## 练习说明
• 1. 在关于树形DP与状压合并子树的原文代码里,从「#define INF」到「#define pb」这几行各定义了哪个宏名?每个宏分别代表什么?
• 2. 记录中哪些行含有字符串“related”?请把这些行挑出来照抄。

## 原文摘录
----------------

当出现形如「每个结点最多与 \(k\) 条边相连」且 \(k\) 很小的时候,可以考虑树形DP+状压合并子树
基于一个挺套路的结论:
- 就题论题,这个题合并子树如果是状压枚举选哪些边的话只能过 \(n=5\)
但如果压选择了哪些与根节点直接相连的边被选,对于每个状态枚举所有路径,如果两个端点所在子树都没被选过就转移则可以过 \(n=15\) 或更高
Code:
#include <bits/stdc++.h>
using namespace std;
#define INF 0x3f3f3f3f
#define N 1010
#define ll long long
#define reg register int
#define fir first
#define sec second
#define make make_pair
#define pb push_back
//#define int long long
char buf[1<<21], *p1=buf, *p2=buf;
#define getchar() (p1==p2&&(p2=(p1=buf)+fread(buf, 1, 1<<21, stdin)), p1==p2?EOF:*p1++)

----------------

[版面记录]

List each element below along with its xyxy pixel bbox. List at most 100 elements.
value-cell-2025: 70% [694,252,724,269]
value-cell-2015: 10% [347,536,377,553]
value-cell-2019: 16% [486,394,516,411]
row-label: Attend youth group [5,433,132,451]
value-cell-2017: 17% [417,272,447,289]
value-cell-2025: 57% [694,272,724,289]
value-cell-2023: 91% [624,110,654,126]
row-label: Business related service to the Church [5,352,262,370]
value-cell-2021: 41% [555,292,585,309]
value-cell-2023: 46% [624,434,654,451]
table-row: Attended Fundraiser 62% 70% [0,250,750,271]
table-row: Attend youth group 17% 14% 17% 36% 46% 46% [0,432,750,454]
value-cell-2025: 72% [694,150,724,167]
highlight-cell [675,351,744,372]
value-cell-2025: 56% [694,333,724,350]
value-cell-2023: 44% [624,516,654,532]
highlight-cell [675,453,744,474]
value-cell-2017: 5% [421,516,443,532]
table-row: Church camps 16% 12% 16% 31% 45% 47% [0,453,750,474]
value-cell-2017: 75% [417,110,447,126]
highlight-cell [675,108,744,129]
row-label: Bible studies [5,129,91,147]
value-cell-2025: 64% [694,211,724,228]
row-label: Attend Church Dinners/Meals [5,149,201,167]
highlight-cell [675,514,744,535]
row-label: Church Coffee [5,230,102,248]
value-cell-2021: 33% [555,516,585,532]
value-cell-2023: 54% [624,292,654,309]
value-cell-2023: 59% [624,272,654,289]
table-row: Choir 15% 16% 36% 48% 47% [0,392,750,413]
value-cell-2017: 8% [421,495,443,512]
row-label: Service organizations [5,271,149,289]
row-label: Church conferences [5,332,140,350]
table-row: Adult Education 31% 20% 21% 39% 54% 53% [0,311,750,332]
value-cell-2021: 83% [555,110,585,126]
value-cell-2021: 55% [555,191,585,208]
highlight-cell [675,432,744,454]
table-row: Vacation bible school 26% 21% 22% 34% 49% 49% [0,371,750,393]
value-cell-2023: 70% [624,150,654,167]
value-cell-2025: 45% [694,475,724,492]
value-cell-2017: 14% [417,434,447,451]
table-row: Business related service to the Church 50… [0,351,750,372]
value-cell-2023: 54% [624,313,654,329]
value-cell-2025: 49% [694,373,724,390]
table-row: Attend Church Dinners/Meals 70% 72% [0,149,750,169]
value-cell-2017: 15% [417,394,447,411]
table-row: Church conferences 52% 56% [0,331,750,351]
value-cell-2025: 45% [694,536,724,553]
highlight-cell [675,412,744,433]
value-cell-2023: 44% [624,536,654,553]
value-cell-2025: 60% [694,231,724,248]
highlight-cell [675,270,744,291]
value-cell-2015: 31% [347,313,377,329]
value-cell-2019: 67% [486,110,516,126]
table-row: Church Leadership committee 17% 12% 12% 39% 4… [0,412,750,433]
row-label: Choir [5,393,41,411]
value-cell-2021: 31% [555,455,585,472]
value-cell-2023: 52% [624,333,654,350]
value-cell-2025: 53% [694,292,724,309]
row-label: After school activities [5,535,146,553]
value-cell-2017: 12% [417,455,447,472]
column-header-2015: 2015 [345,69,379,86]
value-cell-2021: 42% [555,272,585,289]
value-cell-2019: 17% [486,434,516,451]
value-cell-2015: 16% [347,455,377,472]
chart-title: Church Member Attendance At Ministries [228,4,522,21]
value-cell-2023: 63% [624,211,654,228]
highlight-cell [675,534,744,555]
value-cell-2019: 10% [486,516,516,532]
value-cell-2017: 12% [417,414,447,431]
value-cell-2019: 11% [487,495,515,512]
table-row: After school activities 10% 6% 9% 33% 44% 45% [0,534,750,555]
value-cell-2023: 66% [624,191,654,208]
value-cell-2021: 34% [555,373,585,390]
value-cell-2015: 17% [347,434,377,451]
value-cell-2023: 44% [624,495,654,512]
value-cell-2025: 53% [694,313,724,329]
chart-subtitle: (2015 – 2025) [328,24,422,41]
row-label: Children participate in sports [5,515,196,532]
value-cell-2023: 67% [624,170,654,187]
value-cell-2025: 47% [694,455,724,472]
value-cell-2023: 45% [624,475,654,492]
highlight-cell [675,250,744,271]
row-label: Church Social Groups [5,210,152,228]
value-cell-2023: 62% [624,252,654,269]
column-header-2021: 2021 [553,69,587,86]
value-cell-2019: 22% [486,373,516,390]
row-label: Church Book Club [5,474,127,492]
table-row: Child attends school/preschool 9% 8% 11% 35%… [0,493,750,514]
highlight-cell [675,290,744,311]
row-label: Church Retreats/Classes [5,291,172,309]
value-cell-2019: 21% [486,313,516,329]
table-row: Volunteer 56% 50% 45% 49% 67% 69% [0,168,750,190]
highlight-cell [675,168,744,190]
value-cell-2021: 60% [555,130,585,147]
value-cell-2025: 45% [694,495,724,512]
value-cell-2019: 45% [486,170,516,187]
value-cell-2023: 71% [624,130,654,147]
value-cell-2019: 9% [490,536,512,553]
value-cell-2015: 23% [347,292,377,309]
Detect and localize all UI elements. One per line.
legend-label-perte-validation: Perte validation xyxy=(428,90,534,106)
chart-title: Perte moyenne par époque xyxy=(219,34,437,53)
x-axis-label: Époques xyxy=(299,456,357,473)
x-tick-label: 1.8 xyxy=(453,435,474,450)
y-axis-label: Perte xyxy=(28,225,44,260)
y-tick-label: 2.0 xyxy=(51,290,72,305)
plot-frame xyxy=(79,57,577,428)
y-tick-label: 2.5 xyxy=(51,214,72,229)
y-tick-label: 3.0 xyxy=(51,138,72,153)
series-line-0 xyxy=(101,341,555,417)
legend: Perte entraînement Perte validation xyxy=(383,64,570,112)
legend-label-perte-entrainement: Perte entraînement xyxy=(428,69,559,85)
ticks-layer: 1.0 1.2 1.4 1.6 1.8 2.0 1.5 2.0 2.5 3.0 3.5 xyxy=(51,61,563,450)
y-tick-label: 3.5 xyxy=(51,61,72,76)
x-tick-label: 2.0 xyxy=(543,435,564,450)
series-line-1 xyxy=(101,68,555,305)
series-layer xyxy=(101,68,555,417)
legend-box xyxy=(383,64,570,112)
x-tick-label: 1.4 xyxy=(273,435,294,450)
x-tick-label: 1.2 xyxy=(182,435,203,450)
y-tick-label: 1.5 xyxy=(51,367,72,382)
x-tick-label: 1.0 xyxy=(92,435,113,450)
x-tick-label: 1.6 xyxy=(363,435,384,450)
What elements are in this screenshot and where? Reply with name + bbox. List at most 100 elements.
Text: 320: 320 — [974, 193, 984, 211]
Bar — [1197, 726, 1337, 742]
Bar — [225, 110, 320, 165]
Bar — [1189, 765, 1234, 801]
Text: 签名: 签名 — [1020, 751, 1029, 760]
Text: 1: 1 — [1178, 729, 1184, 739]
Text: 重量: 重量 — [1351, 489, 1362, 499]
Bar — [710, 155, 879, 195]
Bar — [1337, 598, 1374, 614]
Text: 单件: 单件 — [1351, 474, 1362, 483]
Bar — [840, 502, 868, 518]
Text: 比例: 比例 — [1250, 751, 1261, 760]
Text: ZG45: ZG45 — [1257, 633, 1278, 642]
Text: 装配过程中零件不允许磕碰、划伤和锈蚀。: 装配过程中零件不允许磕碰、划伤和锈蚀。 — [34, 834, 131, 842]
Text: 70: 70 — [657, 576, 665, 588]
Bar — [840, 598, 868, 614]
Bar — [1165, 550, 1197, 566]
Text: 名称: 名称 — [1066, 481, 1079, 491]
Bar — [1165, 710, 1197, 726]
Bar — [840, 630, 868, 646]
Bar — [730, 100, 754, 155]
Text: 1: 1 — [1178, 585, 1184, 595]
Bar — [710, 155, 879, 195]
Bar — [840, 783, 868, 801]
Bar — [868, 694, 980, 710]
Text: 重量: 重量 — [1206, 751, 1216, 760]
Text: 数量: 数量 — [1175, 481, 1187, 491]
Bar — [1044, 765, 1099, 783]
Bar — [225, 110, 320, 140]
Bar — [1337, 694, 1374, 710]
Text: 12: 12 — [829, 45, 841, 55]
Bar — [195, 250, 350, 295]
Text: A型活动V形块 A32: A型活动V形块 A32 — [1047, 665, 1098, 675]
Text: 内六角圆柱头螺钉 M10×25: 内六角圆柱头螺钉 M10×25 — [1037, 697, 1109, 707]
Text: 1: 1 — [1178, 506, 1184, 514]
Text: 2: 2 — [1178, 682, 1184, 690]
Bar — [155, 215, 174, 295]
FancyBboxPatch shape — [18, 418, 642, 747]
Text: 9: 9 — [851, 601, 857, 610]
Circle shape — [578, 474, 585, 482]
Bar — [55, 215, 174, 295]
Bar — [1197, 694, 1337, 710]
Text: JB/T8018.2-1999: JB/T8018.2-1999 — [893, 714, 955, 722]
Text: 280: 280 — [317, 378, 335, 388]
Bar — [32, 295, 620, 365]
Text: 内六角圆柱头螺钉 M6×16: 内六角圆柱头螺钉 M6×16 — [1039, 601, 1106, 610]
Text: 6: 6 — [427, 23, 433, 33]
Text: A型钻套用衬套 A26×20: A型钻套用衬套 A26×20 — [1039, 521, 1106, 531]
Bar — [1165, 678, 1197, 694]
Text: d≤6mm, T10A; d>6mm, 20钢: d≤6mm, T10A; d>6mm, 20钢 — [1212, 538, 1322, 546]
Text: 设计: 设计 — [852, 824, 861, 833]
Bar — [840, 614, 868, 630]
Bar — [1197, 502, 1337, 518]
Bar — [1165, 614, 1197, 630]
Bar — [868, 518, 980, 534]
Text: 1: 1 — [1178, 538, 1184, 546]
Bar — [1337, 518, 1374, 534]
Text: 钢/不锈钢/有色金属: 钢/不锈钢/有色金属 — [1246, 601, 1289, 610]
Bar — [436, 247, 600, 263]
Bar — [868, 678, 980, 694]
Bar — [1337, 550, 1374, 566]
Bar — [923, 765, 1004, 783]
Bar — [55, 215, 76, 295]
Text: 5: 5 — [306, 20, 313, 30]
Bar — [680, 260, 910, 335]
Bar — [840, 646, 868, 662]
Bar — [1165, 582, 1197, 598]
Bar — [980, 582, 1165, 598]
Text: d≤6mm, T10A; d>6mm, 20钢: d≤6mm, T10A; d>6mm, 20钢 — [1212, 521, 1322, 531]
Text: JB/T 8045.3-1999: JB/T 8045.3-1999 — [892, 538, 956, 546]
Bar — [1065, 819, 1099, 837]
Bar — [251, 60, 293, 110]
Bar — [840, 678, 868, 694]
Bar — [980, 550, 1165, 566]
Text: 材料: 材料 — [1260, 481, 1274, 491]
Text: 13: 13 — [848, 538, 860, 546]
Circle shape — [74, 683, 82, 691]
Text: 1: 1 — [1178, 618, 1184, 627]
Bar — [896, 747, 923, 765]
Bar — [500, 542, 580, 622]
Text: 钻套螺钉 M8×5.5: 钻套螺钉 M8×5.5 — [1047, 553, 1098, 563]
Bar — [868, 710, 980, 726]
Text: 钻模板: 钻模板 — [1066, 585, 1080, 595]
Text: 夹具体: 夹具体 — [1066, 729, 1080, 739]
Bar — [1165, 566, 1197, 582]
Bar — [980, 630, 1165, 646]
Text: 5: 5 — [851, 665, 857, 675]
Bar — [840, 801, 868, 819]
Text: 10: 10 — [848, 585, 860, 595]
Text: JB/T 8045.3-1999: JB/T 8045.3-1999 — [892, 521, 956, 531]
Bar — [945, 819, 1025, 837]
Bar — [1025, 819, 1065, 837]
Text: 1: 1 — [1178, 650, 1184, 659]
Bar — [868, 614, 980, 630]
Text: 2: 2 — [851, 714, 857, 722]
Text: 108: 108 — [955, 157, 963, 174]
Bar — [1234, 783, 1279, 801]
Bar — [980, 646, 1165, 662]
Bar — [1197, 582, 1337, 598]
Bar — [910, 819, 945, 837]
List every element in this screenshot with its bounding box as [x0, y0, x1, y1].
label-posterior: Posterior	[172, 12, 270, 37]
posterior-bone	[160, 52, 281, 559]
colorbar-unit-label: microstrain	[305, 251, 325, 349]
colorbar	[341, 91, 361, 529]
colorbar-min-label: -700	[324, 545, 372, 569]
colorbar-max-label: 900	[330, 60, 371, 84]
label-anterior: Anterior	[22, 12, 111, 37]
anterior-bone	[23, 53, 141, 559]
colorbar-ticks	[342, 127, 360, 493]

----------------

## 逐题答案
• 1.
INF:0x3f3f3f3f
N:1010
ll:long long
reg:register int
fir:first
sec:second
make:make_pair
pb:push_back

• 2.
row-label: Business related service to the Church [5,352,262,370]
table-row: Business related service to the Church 50… [0,351,750,372]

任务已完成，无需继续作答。